* Given problem *
Print out the material that follows word for word.

* Information given *
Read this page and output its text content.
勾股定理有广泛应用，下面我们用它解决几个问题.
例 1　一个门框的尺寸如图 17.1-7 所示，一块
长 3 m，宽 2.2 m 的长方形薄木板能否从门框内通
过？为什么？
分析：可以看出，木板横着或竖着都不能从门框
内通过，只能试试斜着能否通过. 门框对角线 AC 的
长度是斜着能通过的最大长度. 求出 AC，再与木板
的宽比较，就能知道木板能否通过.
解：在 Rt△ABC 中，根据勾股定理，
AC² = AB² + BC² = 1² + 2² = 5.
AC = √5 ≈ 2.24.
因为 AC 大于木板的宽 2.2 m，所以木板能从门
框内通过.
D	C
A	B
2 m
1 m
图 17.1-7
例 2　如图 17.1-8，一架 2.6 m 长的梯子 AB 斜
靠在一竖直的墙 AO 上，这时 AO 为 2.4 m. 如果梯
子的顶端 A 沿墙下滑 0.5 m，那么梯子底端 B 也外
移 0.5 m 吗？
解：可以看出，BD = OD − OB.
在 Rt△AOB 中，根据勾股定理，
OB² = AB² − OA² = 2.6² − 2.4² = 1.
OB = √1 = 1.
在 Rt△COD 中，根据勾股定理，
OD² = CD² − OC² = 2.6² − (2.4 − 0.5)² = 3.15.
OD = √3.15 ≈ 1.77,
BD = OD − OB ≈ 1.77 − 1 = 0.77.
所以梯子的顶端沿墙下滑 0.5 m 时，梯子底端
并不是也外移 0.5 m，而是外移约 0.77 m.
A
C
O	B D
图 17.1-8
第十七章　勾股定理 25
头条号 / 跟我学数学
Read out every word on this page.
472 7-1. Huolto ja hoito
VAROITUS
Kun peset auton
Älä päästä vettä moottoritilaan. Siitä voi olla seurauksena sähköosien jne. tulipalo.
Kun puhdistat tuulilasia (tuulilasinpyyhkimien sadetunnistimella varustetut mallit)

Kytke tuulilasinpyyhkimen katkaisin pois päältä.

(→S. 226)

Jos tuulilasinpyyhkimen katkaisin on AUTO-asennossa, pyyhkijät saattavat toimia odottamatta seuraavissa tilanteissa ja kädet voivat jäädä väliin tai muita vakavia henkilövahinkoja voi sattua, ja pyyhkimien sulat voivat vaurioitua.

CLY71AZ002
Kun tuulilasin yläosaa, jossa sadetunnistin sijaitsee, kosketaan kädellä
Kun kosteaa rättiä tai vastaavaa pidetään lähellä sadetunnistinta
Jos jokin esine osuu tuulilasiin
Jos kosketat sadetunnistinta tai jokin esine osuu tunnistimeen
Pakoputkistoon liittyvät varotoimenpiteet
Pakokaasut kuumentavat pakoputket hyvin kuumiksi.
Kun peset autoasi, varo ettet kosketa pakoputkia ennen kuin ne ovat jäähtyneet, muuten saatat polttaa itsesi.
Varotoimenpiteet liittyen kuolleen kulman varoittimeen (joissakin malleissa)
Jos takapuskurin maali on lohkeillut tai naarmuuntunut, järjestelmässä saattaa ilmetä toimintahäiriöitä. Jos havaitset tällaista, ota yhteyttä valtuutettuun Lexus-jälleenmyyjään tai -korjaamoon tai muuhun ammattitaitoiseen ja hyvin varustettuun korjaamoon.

* Correct output *
Read this page and output its text content.
勾股定理有广泛应用，下面我们用它解决几个问题.
例 1　一个门框的尺寸如图 17.1-7 所示，一块
长 3 m，宽 2.2 m 的长方形薄木板能否从门框内通
过？为什么？
分析：可以看出，木板横着或竖着都不能从门框
内通过，只能试试斜着能否通过. 门框对角线 AC 的
长度是斜着能通过的最大长度. 求出 AC，再与木板
的宽比较，就能知道木板能否通过.
解：在 Rt△ABC 中，根据勾股定理，
AC² = AB² + BC² = 1² + 2² = 5.
AC = √5 ≈ 2.24.
因为 AC 大于木板的宽 2.2 m，所以木板能从门
框内通过.
D	C
A	B
2 m
1 m
图 17.1-7
例 2　如图 17.1-8，一架 2.6 m 长的梯子 AB 斜
靠在一竖直的墙 AO 上，这时 AO 为 2.4 m. 如果梯
子的顶端 A 沿墙下滑 0.5 m，那么梯子底端 B 也外
移 0.5 m 吗？
解：可以看出，BD = OD − OB.
在 Rt△AOB 中，根据勾股定理，
OB² = AB² − OA² = 2.6² − 2.4² = 1.
OB = √1 = 1.
在 Rt△COD 中，根据勾股定理，
OD² = CD² − OC² = 2.6² − (2.4 − 0.5)² = 3.15.
OD = √3.15 ≈ 1.77,
BD = OD − OB ≈ 1.77 − 1 = 0.77.
所以梯子的顶端沿墙下滑 0.5 m 时，梯子底端
并不是也外移 0.5 m，而是外移约 0.77 m.
A
C
O	B D
图 17.1-8
第十七章　勾股定理 25
头条号 / 跟我学数学
Read out every word on this page.
472 7-1. Huolto ja hoito
VAROITUS
Kun peset auton
Älä päästä vettä moottoritilaan. Siitä voi olla seurauksena sähköosien jne. tulipalo.
Kun puhdistat tuulilasia (tuulilasinpyyhkimien sadetunnistimella varustetut mallit)

Kytke tuulilasinpyyhkimen katkaisin pois päältä.

(→S. 226)

Jos tuulilasinpyyhkimen katkaisin on AUTO-asennossa, pyyhkijät saattavat toimia odottamatta seuraavissa tilanteissa ja kädet voivat jäädä väliin tai muita vakavia henkilövahinkoja voi sattua, ja pyyhkimien sulat voivat vaurioitua.

CLY71AZ002
Kun tuulilasin yläosaa, jossa sadetunnistin sijaitsee, kosketaan kädellä
Kun kosteaa rättiä tai vastaavaa pidetään lähellä sadetunnistinta
Jos jokin esine osuu tuulilasiin
Jos kosketat sadetunnistinta tai jokin esine osuu tunnistimeen
Pakoputkistoon liittyvät varotoimenpiteet
Pakokaasut kuumentavat pakoputket hyvin kuumiksi.
Kun peset autoasi, varo ettet kosketa pakoputkia ennen kuin ne ovat jäähtyneet, muuten saatat polttaa itsesi.
Varotoimenpiteet liittyen kuolleen kulman varoittimeen (joissakin malleissa)
Jos takapuskurin maali on lohkeillut tai naarmuuntunut, järjestelmässä saattaa ilmetä toimintahäiriöitä. Jos havaitset tällaista, ota yhteyttä valtuutettuun Lexus-jälleenmyyjään tai -korjaamoon tai muuhun ammattitaitoiseen ja hyvin varustettuun korjaamoon.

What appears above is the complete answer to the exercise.